(Records from a collection of figures)
..............................
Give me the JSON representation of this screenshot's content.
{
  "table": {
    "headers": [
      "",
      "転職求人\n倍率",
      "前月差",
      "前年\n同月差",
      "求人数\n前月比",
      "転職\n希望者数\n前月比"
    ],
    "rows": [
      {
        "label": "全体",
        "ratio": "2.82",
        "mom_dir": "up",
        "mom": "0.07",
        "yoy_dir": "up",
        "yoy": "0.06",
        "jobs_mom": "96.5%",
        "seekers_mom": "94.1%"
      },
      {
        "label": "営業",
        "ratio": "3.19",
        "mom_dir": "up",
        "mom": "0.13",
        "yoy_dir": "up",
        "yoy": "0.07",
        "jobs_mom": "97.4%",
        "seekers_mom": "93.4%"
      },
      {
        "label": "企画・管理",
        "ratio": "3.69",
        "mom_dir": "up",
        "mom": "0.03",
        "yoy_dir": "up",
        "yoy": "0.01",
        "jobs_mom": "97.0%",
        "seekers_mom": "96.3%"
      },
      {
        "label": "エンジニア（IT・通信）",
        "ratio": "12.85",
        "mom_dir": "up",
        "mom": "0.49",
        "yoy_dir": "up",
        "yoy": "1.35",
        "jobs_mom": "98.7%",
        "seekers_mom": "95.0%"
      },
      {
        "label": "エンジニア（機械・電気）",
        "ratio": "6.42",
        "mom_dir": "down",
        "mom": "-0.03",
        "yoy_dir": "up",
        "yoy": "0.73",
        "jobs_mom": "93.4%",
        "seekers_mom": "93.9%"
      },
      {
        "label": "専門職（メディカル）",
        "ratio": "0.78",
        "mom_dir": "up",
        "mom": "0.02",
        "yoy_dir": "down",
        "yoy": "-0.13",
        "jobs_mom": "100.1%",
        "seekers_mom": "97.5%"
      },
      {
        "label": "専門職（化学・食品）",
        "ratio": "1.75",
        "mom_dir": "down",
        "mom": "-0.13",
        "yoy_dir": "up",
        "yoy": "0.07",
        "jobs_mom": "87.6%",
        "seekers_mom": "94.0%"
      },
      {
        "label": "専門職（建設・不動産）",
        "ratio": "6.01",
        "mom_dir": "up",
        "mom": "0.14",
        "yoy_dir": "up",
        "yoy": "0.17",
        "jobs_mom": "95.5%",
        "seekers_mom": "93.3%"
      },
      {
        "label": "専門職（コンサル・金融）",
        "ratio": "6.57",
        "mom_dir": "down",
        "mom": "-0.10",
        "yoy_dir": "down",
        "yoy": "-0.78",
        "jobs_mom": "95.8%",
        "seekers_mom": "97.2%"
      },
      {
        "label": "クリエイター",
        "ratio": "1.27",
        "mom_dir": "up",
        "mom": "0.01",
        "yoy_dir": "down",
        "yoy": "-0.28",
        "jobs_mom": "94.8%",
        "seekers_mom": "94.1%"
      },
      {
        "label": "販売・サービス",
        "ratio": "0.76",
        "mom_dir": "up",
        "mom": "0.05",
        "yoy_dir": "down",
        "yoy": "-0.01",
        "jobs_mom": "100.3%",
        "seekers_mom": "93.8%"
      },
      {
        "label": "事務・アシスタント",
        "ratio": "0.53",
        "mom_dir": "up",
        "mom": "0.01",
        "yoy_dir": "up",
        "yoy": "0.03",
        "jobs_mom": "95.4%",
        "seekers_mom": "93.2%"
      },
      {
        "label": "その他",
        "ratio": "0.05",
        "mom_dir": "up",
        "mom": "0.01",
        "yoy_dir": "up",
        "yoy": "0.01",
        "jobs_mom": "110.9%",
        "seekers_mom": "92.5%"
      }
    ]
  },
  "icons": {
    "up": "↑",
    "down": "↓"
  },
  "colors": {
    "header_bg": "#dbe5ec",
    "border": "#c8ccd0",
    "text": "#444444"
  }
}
..............................
Exactly as shown, repeat every record.

• EXPECTED ANSWER
Give me the JSON representation of this screenshot's content.
{
  "table": {
    "headers": [
      "",
      "転職求人\n倍率",
      "前月差",
      "前年\n同月差",
      "求人数\n前月比",
      "転職\n希望者数\n前月比"
    ],
    "rows": [
      {
        "label": "全体",
        "ratio": "2.82",
        "mom_dir": "up",
        "mom": "0.07",
        "yoy_dir": "up",
        "yoy": "0.06",
        "jobs_mom": "96.5%",
        "seekers_mom": "94.1%"
      },
      {
        "label": "営業",
        "ratio": "3.19",
        "mom_dir": "up",
        "mom": "0.13",
        "yoy_dir": "up",
        "yoy": "0.07",
        "jobs_mom": "97.4%",
        "seekers_mom": "93.4%"
      },
      {
        "label": "企画・管理",
        "ratio": "3.69",
        "mom_dir": "up",
        "mom": "0.03",
        "yoy_dir": "up",
        "yoy": "0.01",
        "jobs_mom": "97.0%",
        "seekers_mom": "96.3%"
      },
      {
        "label": "エンジニア（IT・通信）",
        "ratio": "12.85",
        "mom_dir": "up",
        "mom": "0.49",
        "yoy_dir": "up",
        "yoy": "1.35",
        "jobs_mom": "98.7%",
        "seekers_mom": "95.0%"
      },
      {
        "label": "エンジニア（機械・電気）",
        "ratio": "6.42",
        "mom_dir": "down",
        "mom": "-0.03",
        "yoy_dir": "up",
        "yoy": "0.73",
        "jobs_mom": "93.4%",
        "seekers_mom": "93.9%"
      },
      {
        "label": "専門職（メディカル）",
        "ratio": "0.78",
        "mom_dir": "up",
        "mom": "0.02",
        "yoy_dir": "down",
        "yoy": "-0.13",
        "jobs_mom": "100.1%",
        "seekers_mom": "97.5%"
      },
      {
        "label": "専門職（化学・食品）",
        "ratio": "1.75",
        "mom_dir": "down",
        "mom": "-0.13",
        "yoy_dir": "up",
        "yoy": "0.07",
        "jobs_mom": "87.6%",
        "seekers_mom": "94.0%"
      },
      {
        "label": "専門職（建設・不動産）",
        "ratio": "6.01",
        "mom_dir": "up",
        "mom": "0.14",
        "yoy_dir": "up",
        "yoy": "0.17",
        "jobs_mom": "95.5%",
        "seekers_mom": "93.3%"
      },
      {
        "label": "専門職（コンサル・金融）",
        "ratio": "6.57",
        "mom_dir": "down",
        "mom": "-0.10",
        "yoy_dir": "down",
        "yoy": "-0.78",
        "jobs_mom": "95.8%",
        "seekers_mom": "97.2%"
      },
      {
        "label": "クリエイター",
        "ratio": "1.27",
        "mom_dir": "up",
        "mom": "0.01",
        "yoy_dir": "down",
        "yoy": "-0.28",
        "jobs_mom": "94.8%",
        "seekers_mom": "94.1%"
      },
      {
        "label": "販売・サービス",
        "ratio": "0.76",
        "mom_dir": "up",
        "mom": "0.05",
        "yoy_dir": "down",
        "yoy": "-0.01",
        "jobs_mom": "100.3%",
        "seekers_mom": "93.8%"
      },
      {
        "label": "事務・アシスタント",
        "ratio": "0.53",
        "mom_dir": "up",
        "mom": "0.01",
        "yoy_dir": "up",
        "yoy": "0.03",
        "jobs_mom": "95.4%",
        "seekers_mom": "93.2%"
      },
      {
        "label": "その他",
        "ratio": "0.05",
        "mom_dir": "up",
        "mom": "0.01",
        "yoy_dir": "up",
        "yoy": "0.01",
        "jobs_mom": "110.9%",
        "seekers_mom": "92.5%"
      }
    ]
  },
  "icons": {
    "up": "↑",
    "down": "↓"
  },
  "colors": {
    "header_bg": "#dbe5ec",
    "border": "#c8ccd0",
    "text": "#444444"
  }
}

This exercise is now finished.